What you have to do: Pull each line containing "Outstanding" out of the data and copy it.

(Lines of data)
========
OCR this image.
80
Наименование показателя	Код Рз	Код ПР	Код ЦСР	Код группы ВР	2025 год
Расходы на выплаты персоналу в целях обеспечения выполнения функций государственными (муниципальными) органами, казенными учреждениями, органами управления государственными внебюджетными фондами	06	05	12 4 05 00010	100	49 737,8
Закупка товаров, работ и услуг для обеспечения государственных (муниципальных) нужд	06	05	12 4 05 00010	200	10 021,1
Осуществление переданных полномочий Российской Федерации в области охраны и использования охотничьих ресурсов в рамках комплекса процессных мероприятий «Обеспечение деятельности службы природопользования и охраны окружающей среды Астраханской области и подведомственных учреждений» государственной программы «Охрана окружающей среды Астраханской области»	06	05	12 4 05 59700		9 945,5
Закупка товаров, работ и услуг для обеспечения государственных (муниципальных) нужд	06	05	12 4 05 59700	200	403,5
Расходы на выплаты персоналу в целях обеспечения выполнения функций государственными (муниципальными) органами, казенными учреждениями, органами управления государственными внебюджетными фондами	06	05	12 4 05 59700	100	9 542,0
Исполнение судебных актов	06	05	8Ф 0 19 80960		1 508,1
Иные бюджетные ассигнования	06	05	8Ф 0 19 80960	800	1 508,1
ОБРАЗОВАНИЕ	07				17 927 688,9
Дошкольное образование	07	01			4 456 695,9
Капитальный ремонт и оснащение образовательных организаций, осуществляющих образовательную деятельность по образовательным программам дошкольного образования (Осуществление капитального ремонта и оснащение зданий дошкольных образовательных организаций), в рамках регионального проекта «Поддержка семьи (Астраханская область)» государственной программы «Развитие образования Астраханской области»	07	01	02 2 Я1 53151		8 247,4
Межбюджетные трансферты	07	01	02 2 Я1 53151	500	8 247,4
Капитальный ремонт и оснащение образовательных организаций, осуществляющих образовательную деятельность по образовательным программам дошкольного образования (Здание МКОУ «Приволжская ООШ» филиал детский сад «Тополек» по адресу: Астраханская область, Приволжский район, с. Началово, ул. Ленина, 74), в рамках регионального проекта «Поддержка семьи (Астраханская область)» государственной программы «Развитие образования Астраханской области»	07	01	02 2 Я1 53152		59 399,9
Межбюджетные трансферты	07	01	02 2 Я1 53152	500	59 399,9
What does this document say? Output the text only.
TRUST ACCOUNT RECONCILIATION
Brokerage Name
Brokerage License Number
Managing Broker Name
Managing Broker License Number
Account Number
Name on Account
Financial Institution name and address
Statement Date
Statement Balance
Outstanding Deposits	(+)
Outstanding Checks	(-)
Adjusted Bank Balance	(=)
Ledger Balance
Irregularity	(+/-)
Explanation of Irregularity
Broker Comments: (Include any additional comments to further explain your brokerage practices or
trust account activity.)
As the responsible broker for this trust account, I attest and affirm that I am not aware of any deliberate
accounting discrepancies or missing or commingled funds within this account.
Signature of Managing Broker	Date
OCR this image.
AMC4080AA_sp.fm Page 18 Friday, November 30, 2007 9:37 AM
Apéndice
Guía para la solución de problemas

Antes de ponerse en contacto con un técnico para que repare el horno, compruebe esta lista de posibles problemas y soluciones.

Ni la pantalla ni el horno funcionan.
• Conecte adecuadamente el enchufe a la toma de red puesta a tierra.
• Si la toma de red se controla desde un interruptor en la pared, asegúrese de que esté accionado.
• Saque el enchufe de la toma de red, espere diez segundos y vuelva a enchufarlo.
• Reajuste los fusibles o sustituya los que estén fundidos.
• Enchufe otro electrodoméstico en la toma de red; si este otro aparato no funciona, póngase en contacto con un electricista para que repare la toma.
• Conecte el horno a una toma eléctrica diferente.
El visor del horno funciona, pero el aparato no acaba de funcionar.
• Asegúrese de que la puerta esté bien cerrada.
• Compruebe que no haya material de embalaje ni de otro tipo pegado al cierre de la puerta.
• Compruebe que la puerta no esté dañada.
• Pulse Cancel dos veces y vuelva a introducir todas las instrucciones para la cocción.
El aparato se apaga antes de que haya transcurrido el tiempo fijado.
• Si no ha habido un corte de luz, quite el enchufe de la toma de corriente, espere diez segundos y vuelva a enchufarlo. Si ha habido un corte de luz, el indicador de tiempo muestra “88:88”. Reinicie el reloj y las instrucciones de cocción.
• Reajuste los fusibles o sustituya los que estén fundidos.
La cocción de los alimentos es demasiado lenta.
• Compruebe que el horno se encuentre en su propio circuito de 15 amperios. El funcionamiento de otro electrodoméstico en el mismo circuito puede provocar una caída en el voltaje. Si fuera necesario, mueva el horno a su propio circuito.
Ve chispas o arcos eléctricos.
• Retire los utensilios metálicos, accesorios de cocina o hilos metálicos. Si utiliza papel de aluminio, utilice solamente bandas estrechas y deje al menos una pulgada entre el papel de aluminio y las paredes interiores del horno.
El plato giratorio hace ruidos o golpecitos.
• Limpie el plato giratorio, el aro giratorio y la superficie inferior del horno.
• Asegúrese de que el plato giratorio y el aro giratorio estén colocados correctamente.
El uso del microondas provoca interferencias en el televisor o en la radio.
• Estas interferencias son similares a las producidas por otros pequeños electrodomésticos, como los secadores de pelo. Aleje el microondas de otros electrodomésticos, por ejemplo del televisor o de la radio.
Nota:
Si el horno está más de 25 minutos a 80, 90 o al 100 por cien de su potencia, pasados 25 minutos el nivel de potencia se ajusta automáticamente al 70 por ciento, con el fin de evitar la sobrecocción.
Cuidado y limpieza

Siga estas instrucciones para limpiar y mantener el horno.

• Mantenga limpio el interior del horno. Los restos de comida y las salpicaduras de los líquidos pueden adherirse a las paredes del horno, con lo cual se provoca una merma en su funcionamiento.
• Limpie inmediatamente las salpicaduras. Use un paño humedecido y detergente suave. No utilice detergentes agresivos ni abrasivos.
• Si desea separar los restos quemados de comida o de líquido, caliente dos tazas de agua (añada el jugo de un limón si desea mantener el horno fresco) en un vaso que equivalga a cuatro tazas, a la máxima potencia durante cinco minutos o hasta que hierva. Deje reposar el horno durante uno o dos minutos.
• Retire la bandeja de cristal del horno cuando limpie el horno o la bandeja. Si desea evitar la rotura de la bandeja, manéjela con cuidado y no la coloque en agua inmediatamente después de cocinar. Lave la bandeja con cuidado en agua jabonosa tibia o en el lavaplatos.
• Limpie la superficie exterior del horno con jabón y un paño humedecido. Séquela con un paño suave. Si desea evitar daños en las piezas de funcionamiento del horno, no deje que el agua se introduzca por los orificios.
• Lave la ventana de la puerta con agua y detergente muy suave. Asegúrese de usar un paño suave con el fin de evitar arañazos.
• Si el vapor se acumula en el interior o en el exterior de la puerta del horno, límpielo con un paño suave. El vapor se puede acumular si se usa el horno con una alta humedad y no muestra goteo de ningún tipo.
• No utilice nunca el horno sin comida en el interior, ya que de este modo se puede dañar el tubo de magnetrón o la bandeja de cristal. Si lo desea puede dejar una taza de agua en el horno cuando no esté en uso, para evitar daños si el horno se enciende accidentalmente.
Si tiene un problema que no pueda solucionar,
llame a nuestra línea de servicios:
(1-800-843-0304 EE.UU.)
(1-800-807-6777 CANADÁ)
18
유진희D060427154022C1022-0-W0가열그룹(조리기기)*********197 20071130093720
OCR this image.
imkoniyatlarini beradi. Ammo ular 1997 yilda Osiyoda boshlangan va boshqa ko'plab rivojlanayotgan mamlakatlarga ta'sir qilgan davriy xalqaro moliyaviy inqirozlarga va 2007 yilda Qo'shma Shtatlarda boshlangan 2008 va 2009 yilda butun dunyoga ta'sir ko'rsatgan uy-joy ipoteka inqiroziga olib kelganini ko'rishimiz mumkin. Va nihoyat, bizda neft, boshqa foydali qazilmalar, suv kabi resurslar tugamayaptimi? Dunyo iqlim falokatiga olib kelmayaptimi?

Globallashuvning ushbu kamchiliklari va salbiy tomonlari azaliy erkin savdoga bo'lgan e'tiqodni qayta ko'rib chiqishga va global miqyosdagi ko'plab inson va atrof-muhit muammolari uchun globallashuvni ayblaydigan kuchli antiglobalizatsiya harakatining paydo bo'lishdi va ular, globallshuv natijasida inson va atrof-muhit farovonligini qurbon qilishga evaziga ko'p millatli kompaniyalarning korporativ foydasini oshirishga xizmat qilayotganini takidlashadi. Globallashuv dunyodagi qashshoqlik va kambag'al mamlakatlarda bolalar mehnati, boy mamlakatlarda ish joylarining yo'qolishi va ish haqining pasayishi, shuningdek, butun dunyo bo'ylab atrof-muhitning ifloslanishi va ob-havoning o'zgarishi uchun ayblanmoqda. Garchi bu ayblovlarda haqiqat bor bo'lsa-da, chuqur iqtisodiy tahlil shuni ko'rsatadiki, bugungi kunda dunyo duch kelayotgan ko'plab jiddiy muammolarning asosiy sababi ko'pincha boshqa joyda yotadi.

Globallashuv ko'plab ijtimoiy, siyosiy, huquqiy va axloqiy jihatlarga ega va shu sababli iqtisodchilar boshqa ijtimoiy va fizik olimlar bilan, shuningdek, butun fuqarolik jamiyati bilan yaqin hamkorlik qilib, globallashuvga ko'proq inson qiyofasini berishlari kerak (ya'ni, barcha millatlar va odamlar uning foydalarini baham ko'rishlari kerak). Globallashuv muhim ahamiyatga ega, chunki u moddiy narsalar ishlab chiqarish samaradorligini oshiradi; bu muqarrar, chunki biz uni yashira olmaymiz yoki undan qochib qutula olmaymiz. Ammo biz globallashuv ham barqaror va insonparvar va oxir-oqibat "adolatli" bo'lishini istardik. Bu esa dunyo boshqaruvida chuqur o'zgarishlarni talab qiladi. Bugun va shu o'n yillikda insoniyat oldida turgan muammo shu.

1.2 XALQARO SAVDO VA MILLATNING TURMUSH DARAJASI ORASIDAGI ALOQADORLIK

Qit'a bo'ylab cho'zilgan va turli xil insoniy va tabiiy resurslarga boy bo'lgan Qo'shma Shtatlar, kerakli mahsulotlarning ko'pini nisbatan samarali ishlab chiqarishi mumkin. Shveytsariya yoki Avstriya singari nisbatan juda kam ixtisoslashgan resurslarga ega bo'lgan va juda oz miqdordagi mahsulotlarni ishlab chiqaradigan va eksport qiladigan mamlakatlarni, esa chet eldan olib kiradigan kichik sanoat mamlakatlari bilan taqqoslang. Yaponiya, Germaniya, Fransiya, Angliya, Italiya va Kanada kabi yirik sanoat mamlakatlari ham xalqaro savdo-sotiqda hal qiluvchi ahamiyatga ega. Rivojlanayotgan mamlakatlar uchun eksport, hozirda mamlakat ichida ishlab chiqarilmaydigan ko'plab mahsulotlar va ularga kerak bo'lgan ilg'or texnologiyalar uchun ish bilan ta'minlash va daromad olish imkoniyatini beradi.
========
The result:
Outstanding Deposits	(+)
Outstanding Checks	(-)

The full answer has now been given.